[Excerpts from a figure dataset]
-.-.-
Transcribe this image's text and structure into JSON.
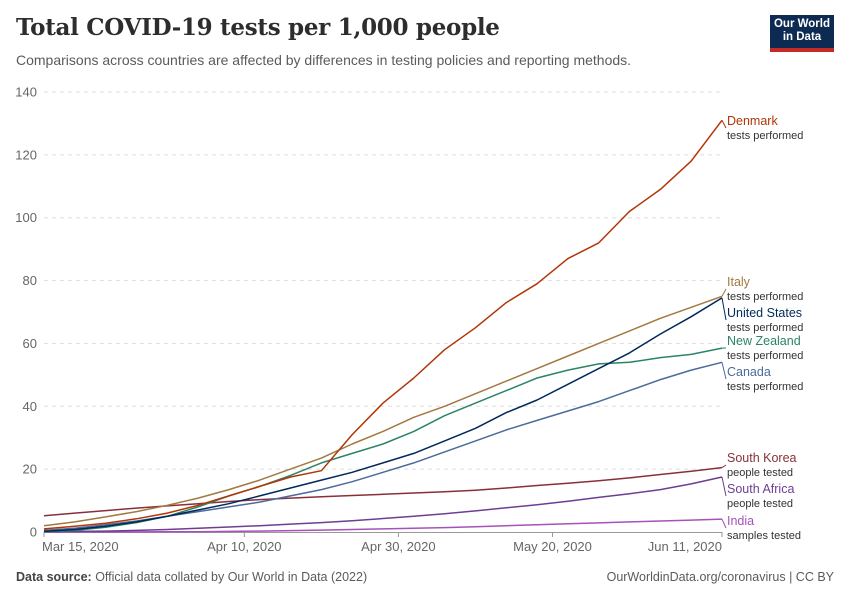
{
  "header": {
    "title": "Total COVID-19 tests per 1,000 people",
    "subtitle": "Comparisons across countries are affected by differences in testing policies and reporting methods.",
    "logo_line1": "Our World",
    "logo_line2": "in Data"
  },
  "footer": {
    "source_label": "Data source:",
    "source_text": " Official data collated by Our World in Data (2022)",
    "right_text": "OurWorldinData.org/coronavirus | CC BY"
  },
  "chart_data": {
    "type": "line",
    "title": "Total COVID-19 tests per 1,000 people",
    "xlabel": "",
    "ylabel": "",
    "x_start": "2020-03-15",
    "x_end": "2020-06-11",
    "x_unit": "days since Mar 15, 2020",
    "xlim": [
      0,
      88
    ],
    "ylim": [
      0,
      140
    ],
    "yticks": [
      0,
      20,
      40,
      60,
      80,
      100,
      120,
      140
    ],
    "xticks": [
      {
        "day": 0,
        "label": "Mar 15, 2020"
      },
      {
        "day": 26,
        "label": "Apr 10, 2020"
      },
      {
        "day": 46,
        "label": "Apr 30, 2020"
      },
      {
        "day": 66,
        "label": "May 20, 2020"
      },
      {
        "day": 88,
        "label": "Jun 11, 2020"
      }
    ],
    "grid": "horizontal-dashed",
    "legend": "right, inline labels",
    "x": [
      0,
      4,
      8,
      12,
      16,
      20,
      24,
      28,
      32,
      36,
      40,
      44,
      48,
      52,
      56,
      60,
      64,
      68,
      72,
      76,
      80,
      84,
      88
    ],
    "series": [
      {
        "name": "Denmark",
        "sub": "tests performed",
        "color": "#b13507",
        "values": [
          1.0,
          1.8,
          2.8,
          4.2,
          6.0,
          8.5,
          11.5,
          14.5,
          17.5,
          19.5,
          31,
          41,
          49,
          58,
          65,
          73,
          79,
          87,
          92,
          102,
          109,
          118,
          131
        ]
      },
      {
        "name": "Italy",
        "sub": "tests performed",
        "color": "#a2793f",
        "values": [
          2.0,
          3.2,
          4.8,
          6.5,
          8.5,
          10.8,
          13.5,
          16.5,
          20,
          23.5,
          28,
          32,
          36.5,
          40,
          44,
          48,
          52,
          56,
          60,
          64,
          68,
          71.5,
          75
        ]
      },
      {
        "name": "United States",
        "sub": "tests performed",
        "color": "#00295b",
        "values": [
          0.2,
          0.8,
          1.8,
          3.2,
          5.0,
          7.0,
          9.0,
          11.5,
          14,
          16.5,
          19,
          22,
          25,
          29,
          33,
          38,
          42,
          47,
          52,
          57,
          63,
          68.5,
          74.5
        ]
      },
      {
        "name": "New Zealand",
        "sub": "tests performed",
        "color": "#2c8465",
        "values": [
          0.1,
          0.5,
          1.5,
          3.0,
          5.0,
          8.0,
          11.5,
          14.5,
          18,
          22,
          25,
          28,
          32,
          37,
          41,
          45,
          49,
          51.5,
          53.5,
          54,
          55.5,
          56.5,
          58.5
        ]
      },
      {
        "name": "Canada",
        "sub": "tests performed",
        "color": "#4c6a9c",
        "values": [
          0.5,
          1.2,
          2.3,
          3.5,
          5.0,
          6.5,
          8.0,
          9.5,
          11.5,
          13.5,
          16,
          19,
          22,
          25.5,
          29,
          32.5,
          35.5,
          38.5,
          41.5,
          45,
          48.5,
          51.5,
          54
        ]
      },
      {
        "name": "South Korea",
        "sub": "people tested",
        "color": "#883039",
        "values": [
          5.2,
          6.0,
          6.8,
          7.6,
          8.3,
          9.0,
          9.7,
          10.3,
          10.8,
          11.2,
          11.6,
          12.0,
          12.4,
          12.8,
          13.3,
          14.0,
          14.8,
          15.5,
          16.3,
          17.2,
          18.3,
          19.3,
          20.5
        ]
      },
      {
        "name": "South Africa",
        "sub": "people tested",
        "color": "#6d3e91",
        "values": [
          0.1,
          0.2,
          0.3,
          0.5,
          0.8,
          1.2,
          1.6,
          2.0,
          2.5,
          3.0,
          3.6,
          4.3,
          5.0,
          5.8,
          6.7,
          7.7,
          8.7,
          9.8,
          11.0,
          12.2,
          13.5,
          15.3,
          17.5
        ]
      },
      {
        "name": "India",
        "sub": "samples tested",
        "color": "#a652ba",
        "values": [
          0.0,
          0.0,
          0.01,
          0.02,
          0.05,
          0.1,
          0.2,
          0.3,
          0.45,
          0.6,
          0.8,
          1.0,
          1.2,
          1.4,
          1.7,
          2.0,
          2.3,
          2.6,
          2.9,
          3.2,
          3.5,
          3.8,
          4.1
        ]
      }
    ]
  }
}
-.-.-
• **Task to complete**:
Output the lines above in full and exactly. Leave out every picture.

• **Your response**:
Transcribe this image's text and structure into JSON.
{
  "header": {
    "title": "Total COVID-19 tests per 1,000 people",
    "subtitle": "Comparisons across countries are affected by differences in testing policies and reporting methods.",
    "logo_line1": "Our World",
    "logo_line2": "in Data"
  },
  "footer": {
    "source_label": "Data source:",
    "source_text": " Official data collated by Our World in Data (2022)",
    "right_text": "OurWorldinData.org/coronavirus | CC BY"
  },
  "chart_data": {
    "type": "line",
    "title": "Total COVID-19 tests per 1,000 people",
    "xlabel": "",
    "ylabel": "",
    "x_start": "2020-03-15",
    "x_end": "2020-06-11",
    "x_unit": "days since Mar 15, 2020",
    "xlim": [
      0,
      88
    ],
    "ylim": [
      0,
      140
    ],
    "yticks": [
      0,
      20,
      40,
      60,
      80,
      100,
      120,
      140
    ],
    "xticks": [
      {
        "day": 0,
        "label": "Mar 15, 2020"
      },
      {
        "day": 26,
        "label": "Apr 10, 2020"
      },
      {
        "day": 46,
        "label": "Apr 30, 2020"
      },
      {
        "day": 66,
        "label": "May 20, 2020"
      },
      {
        "day": 88,
        "label": "Jun 11, 2020"
      }
    ],
    "grid": "horizontal-dashed",
    "legend": "right, inline labels",
    "x": [
      0,
      4,
      8,
      12,
      16,
      20,
      24,
      28,
      32,
      36,
      40,
      44,
      48,
      52,
      56,
      60,
      64,
      68,
      72,
      76,
      80,
      84,
      88
    ],
    "series": [
      {
        "name": "Denmark",
        "sub": "tests performed",
        "color": "#b13507",
        "values": [
          1.0,
          1.8,
          2.8,
          4.2,
          6.0,
          8.5,
          11.5,
          14.5,
          17.5,
          19.5,
          31,
          41,
          49,
          58,
          65,
          73,
          79,
          87,
          92,
          102,
          109,
          118,
          131
        ]
      },
      {
        "name": "Italy",
        "sub": "tests performed",
        "color": "#a2793f",
        "values": [
          2.0,
          3.2,
          4.8,
          6.5,
          8.5,
          10.8,
          13.5,
          16.5,
          20,
          23.5,
          28,
          32,
          36.5,
          40,
          44,
          48,
          52,
          56,
          60,
          64,
          68,
          71.5,
          75
        ]
      },
      {
        "name": "United States",
        "sub": "tests performed",
        "color": "#00295b",
        "values": [
          0.2,
          0.8,
          1.8,
          3.2,
          5.0,
          7.0,
          9.0,
          11.5,
          14,
          16.5,
          19,
          22,
          25,
          29,
          33,
          38,
          42,
          47,
          52,
          57,
          63,
          68.5,
          74.5
        ]
      },
      {
        "name": "New Zealand",
        "sub": "tests performed",
        "color": "#2c8465",
        "values": [
          0.1,
          0.5,
          1.5,
          3.0,
          5.0,
          8.0,
          11.5,
          14.5,
          18,
          22,
          25,
          28,
          32,
          37,
          41,
          45,
          49,
          51.5,
          53.5,
          54,
          55.5,
          56.5,
          58.5
        ]
      },
      {
        "name": "Canada",
        "sub": "tests performed",
        "color": "#4c6a9c",
        "values": [
          0.5,
          1.2,
          2.3,
          3.5,
          5.0,
          6.5,
          8.0,
          9.5,
          11.5,
          13.5,
          16,
          19,
          22,
          25.5,
          29,
          32.5,
          35.5,
          38.5,
          41.5,
          45,
          48.5,
          51.5,
          54
        ]
      },
      {
        "name": "South Korea",
        "sub": "people tested",
        "color": "#883039",
        "values": [
          5.2,
          6.0,
          6.8,
          7.6,
          8.3,
          9.0,
          9.7,
          10.3,
          10.8,
          11.2,
          11.6,
          12.0,
          12.4,
          12.8,
          13.3,
          14.0,
          14.8,
          15.5,
          16.3,
          17.2,
          18.3,
          19.3,
          20.5
        ]
      },
      {
        "name": "South Africa",
        "sub": "people tested",
        "color": "#6d3e91",
        "values": [
          0.1,
          0.2,
          0.3,
          0.5,
          0.8,
          1.2,
          1.6,
          2.0,
          2.5,
          3.0,
          3.6,
          4.3,
          5.0,
          5.8,
          6.7,
          7.7,
          8.7,
          9.8,
          11.0,
          12.2,
          13.5,
          15.3,
          17.5
        ]
      },
      {
        "name": "India",
        "sub": "samples tested",
        "color": "#a652ba",
        "values": [
          0.0,
          0.0,
          0.01,
          0.02,
          0.05,
          0.1,
          0.2,
          0.3,
          0.45,
          0.6,
          0.8,
          1.0,
          1.2,
          1.4,
          1.7,
          2.0,
          2.3,
          2.6,
          2.9,
          3.2,
          3.5,
          3.8,
          4.1
        ]
      }
    ]
  }
}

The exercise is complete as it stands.